• **OBJECTIF ÉNONCÉ 1**
Recopiez mot pour mot, dans l'extrait sur la fraude téléphonique, tout ce qui va de "Imaginez qu’un jour, quelqu’un" jusqu'à "à se reconnecter.".
• **OBJECTIF ÉNONCÉ 2**
Répondez aux questions suivantes à l'aide de l'extrait sur la fraude téléphonique.
(a) En quelle langue s'exprime la personne au téléphone ?
(b) Pendant combien de temps les applications bancaires professionnelles risqueraient-elles d'être indisponibles ?
(c) Quel genre de numéro l'individu donne-t-il pour être rappelé en cas de problème ?

• **EXTRAIT SOURCE**
============

Elle est très rentable pour les cybercriminels et assez simple à réaliser pour ces derniers. Je vous propose aujourd’hui de vous intéresser à ce cas d’école, pour lequel il m’a récemment été donné de mener l’enquête.
Imaginez qu’un jour, quelqu’un vous appelle de la part d’une ou de l’institution bancaire avec laquelle vous transigez généralement. Il faut dire que vous avez l’habitude de traiter beaucoup d’actifs et de transactions pour vos clients. L’homme ou la femme qui se trouve au téléphone parle en français, avec un ton qui semble grave et sérieux. Cette personne vous explique qu’un problème technique majeur risque de rendre vos applications bancaires professionnelles indisponibles pendant plusieurs heures. Donc proactivement, son service a été mandaté pour appeler les clients et les aider à se reconnecter.
Vous avez des doutes, mais l’individu au téléphone semble vraiment sérieux et articulé. Il connaît votre lien avec l’institution bancaire, il vous donne un numéro en 1-800 pour le rappeler en cas de problème, et son prénom, ainsi que son nom, sont « bien de chez nous », soit autant d’indices qui laissent supposer que l’appel provient bien d’une succursale ou d’un bureau de l’institution locale.

============

• **MATÉRIEL**
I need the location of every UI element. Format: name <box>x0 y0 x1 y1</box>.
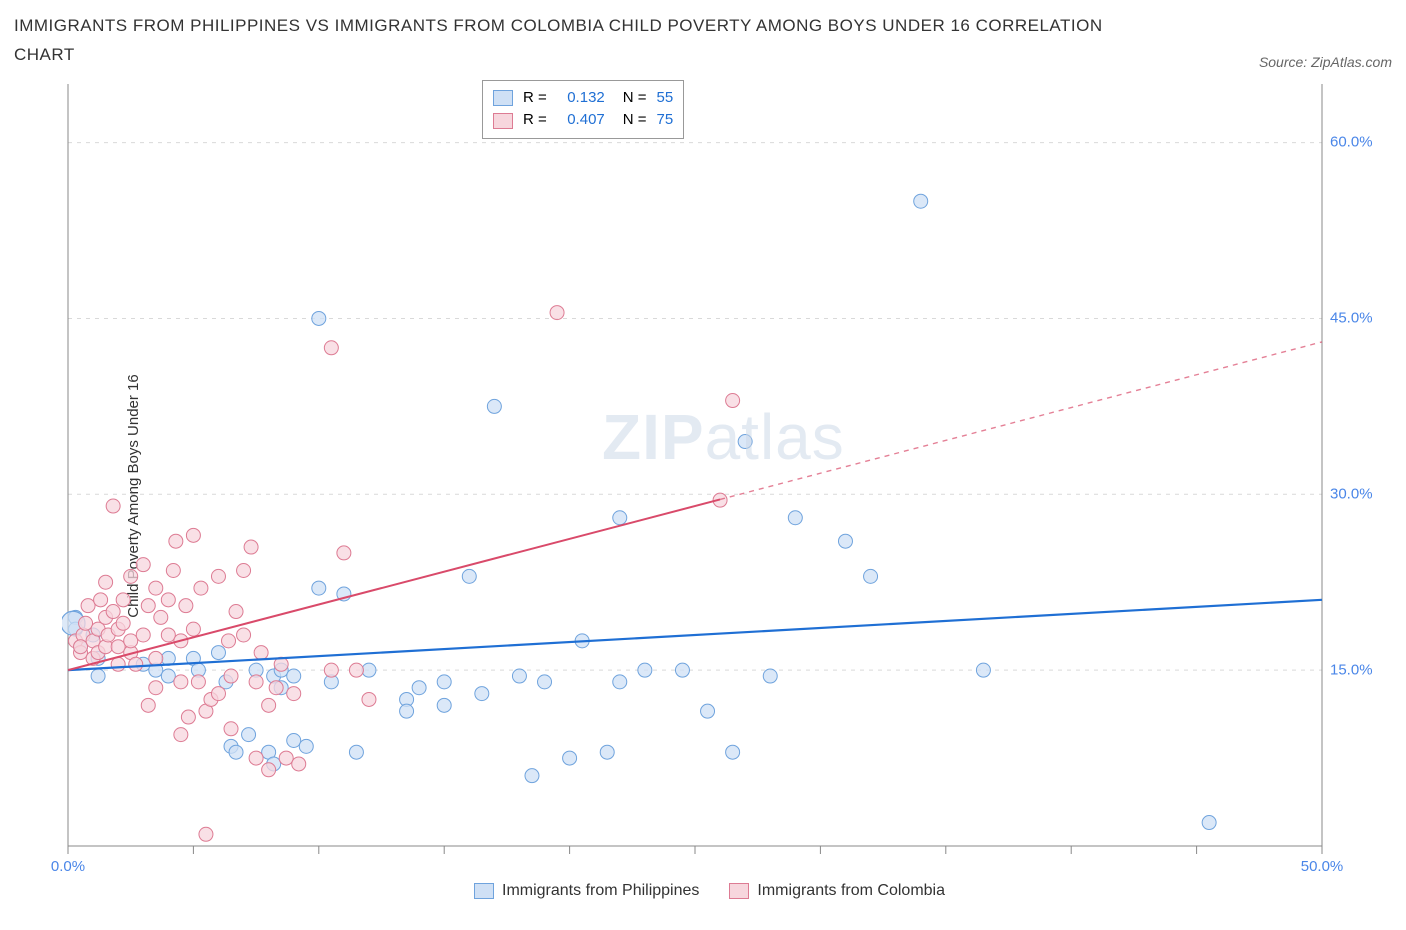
x-tick-label: 50.0% <box>1301 858 1344 875</box>
n-value-colombia: 75 <box>657 109 674 132</box>
stats-legend: R = 0.132 N = 55 R = 0.407 N = 75 <box>482 80 684 139</box>
bottom-legend: Immigrants from Philippines Immigrants f… <box>474 882 945 900</box>
chart-container: Child Poverty Among Boys Under 16 ZIPatl… <box>14 76 1392 916</box>
y-tick-label: 60.0% <box>1330 134 1373 151</box>
legend-item-philippines: Immigrants from Philippines <box>474 882 699 900</box>
swatch-philippines-bottom <box>474 883 494 899</box>
r-value-colombia: 0.407 <box>557 109 605 132</box>
stats-row-colombia: R = 0.407 N = 75 <box>493 109 673 132</box>
y-tick-label: 15.0% <box>1330 661 1373 678</box>
swatch-colombia-bottom <box>729 883 749 899</box>
source-label: Source: ZipAtlas.com <box>1259 54 1392 70</box>
stats-row-philippines: R = 0.132 N = 55 <box>493 87 673 110</box>
legend-label-colombia: Immigrants from Colombia <box>757 882 945 900</box>
scatter-plot-svg <box>62 80 1382 870</box>
n-value-philippines: 55 <box>657 87 674 110</box>
y-tick-label: 45.0% <box>1330 310 1373 327</box>
x-tick-label: 0.0% <box>51 858 85 875</box>
swatch-philippines <box>493 90 513 106</box>
legend-label-philippines: Immigrants from Philippines <box>502 882 699 900</box>
y-tick-label: 30.0% <box>1330 486 1373 503</box>
swatch-colombia <box>493 113 513 129</box>
legend-item-colombia: Immigrants from Colombia <box>729 882 945 900</box>
plot-area: ZIPatlas R = 0.132 N = 55 R = 0.407 N = … <box>62 80 1382 870</box>
r-value-philippines: 0.132 <box>557 87 605 110</box>
chart-title: IMMIGRANTS FROM PHILIPPINES VS IMMIGRANT… <box>14 12 1164 70</box>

============

• **BONNE RÉPONSE 1**
Imaginez qu’un jour, quelqu’un vous appelle de la part d’une ou de l’institution bancaire avec laquelle vous transigez généralement. Il faut dire que vous avez l’habitude de traiter beaucoup d’actifs et de transactions pour vos clients. L’homme ou la femme qui se trouve au téléphone parle en français, avec un ton qui semble grave et sérieux. Cette personne vous explique qu’un problème technique majeur risque de rendre vos applications bancaires professionnelles indisponibles pendant plusieurs heures. Donc proactivement, son service a été mandaté pour appeler les clients et les aider à se reconnecter.

• **BONNE RÉPONSE 2**
(a) En français.
(b) Pendant plusieurs heures.
(c) Un numéro en 1-800.